The exercise
Where does the string "gmina" appear in the records? Copy every line that contains it.

Provided material
[Begin]

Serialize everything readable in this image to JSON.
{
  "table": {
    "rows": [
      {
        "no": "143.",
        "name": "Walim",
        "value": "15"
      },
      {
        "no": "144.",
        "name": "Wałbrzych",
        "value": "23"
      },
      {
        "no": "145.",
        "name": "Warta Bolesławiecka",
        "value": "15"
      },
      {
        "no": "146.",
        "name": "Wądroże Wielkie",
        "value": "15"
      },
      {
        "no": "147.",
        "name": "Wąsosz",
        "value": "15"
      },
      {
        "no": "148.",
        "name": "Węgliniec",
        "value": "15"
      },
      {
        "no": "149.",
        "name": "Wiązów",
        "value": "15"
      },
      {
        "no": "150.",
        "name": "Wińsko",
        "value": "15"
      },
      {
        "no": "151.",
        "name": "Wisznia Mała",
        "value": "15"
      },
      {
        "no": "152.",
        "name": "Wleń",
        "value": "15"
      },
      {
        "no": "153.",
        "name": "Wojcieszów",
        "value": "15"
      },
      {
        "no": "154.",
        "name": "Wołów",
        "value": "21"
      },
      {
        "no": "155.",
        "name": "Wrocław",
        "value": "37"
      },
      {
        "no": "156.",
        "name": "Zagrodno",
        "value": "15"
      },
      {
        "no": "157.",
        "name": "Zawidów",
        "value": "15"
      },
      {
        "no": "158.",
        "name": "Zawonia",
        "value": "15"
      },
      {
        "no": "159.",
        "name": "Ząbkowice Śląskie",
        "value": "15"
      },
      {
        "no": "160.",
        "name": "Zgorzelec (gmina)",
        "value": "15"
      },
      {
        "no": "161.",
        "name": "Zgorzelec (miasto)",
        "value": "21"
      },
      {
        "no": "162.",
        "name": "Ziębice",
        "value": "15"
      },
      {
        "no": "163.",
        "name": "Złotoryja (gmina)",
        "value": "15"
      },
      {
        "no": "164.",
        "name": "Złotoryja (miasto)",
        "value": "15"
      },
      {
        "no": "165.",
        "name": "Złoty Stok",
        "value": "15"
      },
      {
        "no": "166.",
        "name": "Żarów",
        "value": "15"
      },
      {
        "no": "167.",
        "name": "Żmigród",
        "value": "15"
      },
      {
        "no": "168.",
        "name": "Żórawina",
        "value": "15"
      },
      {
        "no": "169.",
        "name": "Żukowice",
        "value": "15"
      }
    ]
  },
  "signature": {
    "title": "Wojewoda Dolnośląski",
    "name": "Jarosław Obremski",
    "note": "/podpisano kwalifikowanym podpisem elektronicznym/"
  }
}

[End]

The response
        "name": "Zgorzelec (gmina)",
        "name": "Złotoryja (gmina)",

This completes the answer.